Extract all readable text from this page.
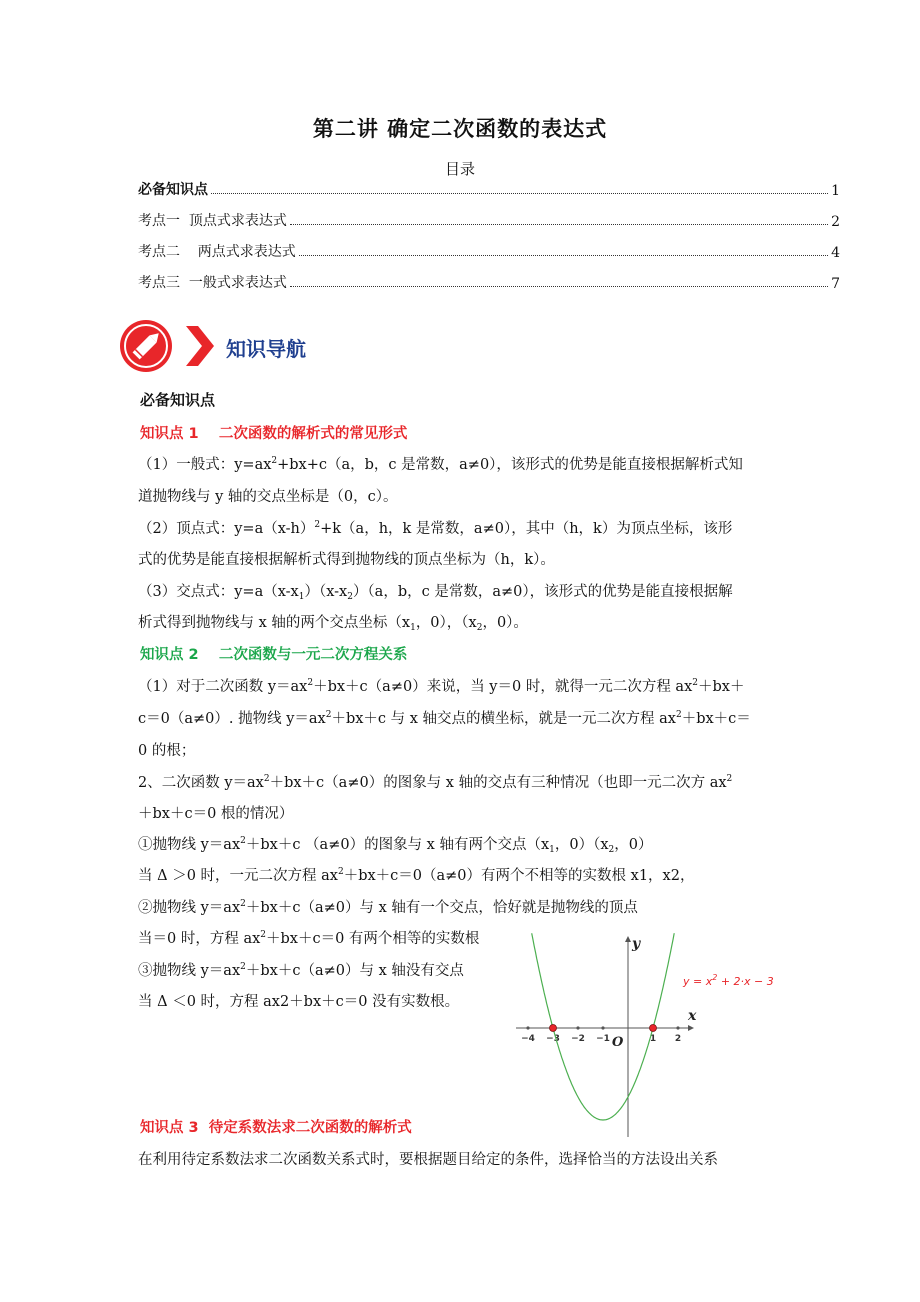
第二讲 确定二次函数的表达式
目录
必备知识点	1
考点一  顶点式求表达式	2
考点二    两点式求表达式	4
考点三  一般式求表达式	7
知识导航
必备知识点
知识点 1    二次函数的解析式的常见形式
（1）一般式：$y=ax^2+bx+c(a$，b，c 是常数，a≠0），该形式的优势是能直接根据解析式知
道抛物线与 y 轴的交点坐标是（0，c）。
（2）顶点式：$y=a(x-h)^2+k(a$，h，k 是常数，a≠0），其中（h，k）为顶点坐标，该形
式的优势是能直接根据解析式得到抛物线的顶点坐标为（h，k）。
（3）交点式：$y=a(x-x_1)(x-x_2)(a$，b，c 是常数，a≠0），该形式的优势是能直接根据解
析式得到抛物线与 x 轴的两个交点坐标（$x_1$，0），（$x_2$，0）。
知识点 2    二次函数与一元二次方程关系
（1）对于二次函数 $y=ax^2+bx+c(a\ne 0)$来说，当 y＝0 时，就得一元二次方程 $ax^2+bx+$
c＝0（a≠0）. 抛物线 $y=ax^2+bx+c$ 与 x 轴交点的横坐标，就是一元二次方程 $ax^2+bx+c=$
0 的根；
2、二次函数 $y=ax^2+bx+c(a\ne 0)$的图象与 x 轴的交点有三种情况（也即一元二次方 $ax^2$
＋bx＋c＝0 根的情况）
①抛物线 $y=ax^2+bx+c$ （a≠0）的图象与 x 轴有两个交点（$x_1$，$0)(x_2$，0）
当 Δ ＞0 时，一元二次方程 $ax^2+bx+c=0(a\ne 0)$有两个不相等的实数根 x1，x2，
②抛物线 $y=ax^2+bx+c(a\ne 0)$与 x 轴有一个交点，恰好就是抛物线的顶点
当＝0 时，方程 $ax^2+bx+c=0$ 有两个相等的实数根
③抛物线 $y=ax^2+bx+c(a\ne 0)$与 x 轴没有交点
当 Δ ＜0 时，方程 ax2＋bx＋c＝0 没有实数根。
−4 −3 −2 −1	1 2
x
y
O
$y = x^2 + 2\cdot x - 3$
知识点 3  待定系数法求二次函数的解析式
在利用待定系数法求二次函数关系式时，要根据题目给定的条件，选择恰当的方法设出关系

+ + + +

Challenge >>
Write the listing above out again exactly, dropping each image.

Solution for this exercise >>
Extract all readable text from this page.
第二讲 确定二次函数的表达式
目录
必备知识点	1
考点一  顶点式求表达式	2
考点二    两点式求表达式	4
考点三  一般式求表达式	7
知识导航
必备知识点
知识点 1    二次函数的解析式的常见形式
（1）一般式：$y=ax^2+bx+c(a$，b，c 是常数，a≠0），该形式的优势是能直接根据解析式知
道抛物线与 y 轴的交点坐标是（0，c）。
（2）顶点式：$y=a(x-h)^2+k(a$，h，k 是常数，a≠0），其中（h，k）为顶点坐标，该形
式的优势是能直接根据解析式得到抛物线的顶点坐标为（h，k）。
（3）交点式：$y=a(x-x_1)(x-x_2)(a$，b，c 是常数，a≠0），该形式的优势是能直接根据解
析式得到抛物线与 x 轴的两个交点坐标（$x_1$，0），（$x_2$，0）。
知识点 2    二次函数与一元二次方程关系
（1）对于二次函数 $y=ax^2+bx+c(a\ne 0)$来说，当 y＝0 时，就得一元二次方程 $ax^2+bx+$
c＝0（a≠0）. 抛物线 $y=ax^2+bx+c$ 与 x 轴交点的横坐标，就是一元二次方程 $ax^2+bx+c=$
0 的根；
2、二次函数 $y=ax^2+bx+c(a\ne 0)$的图象与 x 轴的交点有三种情况（也即一元二次方 $ax^2$
＋bx＋c＝0 根的情况）
①抛物线 $y=ax^2+bx+c$ （a≠0）的图象与 x 轴有两个交点（$x_1$，$0)(x_2$，0）
当 Δ ＞0 时，一元二次方程 $ax^2+bx+c=0(a\ne 0)$有两个不相等的实数根 x1，x2，
②抛物线 $y=ax^2+bx+c(a\ne 0)$与 x 轴有一个交点，恰好就是抛物线的顶点
当＝0 时，方程 $ax^2+bx+c=0$ 有两个相等的实数根
③抛物线 $y=ax^2+bx+c(a\ne 0)$与 x 轴没有交点
当 Δ ＜0 时，方程 ax2＋bx＋c＝0 没有实数根。
−4 −3 −2 −1	1 2
x
y
O
$y = x^2 + 2\cdot x - 3$
知识点 3  待定系数法求二次函数的解析式
在利用待定系数法求二次函数关系式时，要根据题目给定的条件，选择恰当的方法设出关系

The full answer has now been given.